What the task requires
Set out the lines below as a Markdown table with the columns Row and Line, from the line that contains "caves-plan [181,432,352,509]" through the one that contains "chapel-west-annex [421,349,453,381]", both included. Number each row and leave out any blank lines.

Listing
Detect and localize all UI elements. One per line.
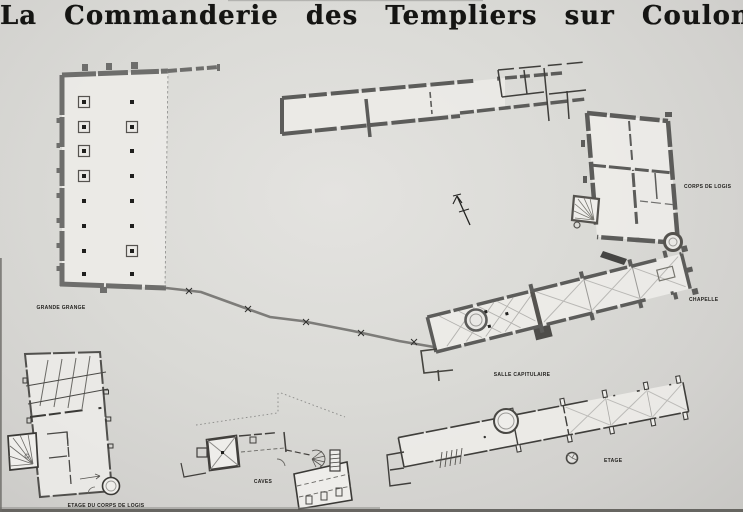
caves-plan [181,432,352,509]
scanned-plan-sheet: La Commanderie des Templiers sur Coulomm… [0,0,743,512]
label-etage: ETAGE [604,458,623,464]
grande-grange-plan [57,62,221,293]
plan-drawing: GRANDE GRANGE CORPS DE LOGIS CHAPELLE SA… [0,0,743,512]
caves-dotted-projection [196,393,345,425]
spiral-stair [572,196,599,228]
round-tower [103,478,120,495]
chapel-west-annex [421,349,453,381]
plan-title: La Commanderie des Templiers sur Coulomm… [0,1,743,31]
corps-de-logis-plan [572,112,682,251]
courtyard-wall [166,288,434,425]
stable-range-plan [282,62,586,137]
range-east-rooms [498,62,586,121]
north-arrow-icon [453,194,470,225]
corner-tower [665,234,682,251]
cave-ladder-stair [330,450,340,471]
chapel-turret [466,310,487,331]
cave-spiral-stair [312,450,325,467]
label-caves: CAVES [254,479,273,485]
label-corps-de-logis: CORPS DE LOGIS [684,184,732,190]
etage-corps-de-logis-plan [8,352,120,497]
chapelle-plan [426,245,701,364]
label-grande-grange: GRANDE GRANGE [37,305,86,311]
wall-fragment [600,251,627,265]
label-chapelle: CHAPELLE [689,297,719,303]
square-stair-tower [8,433,38,470]
label-salle-capitulaire: SALLE CAPITULAIRE [494,372,551,378]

The output
| Row | Line |
|---|---|
| 1 | caves-plan [181,432,352,509] |
| 2 | scanned-plan-sheet: La Commanderie des Templiers sur Coulomm… [0,0,743,512] |
| 3 | label-etage: ETAGE [604,458,623,464] |
| 4 | grande-grange-plan [57,62,221,293] |
| 5 | plan-drawing: GRANDE GRANGE CORPS DE LOGIS CHAPELLE SA… [0,0,743,512] |
| 6 | caves-dotted-projection [196,393,345,425] |
| 7 | spiral-stair [572,196,599,228] |
| 8 | round-tower [103,478,120,495] |
| 9 | chapel-west-annex [421,349,453,381] |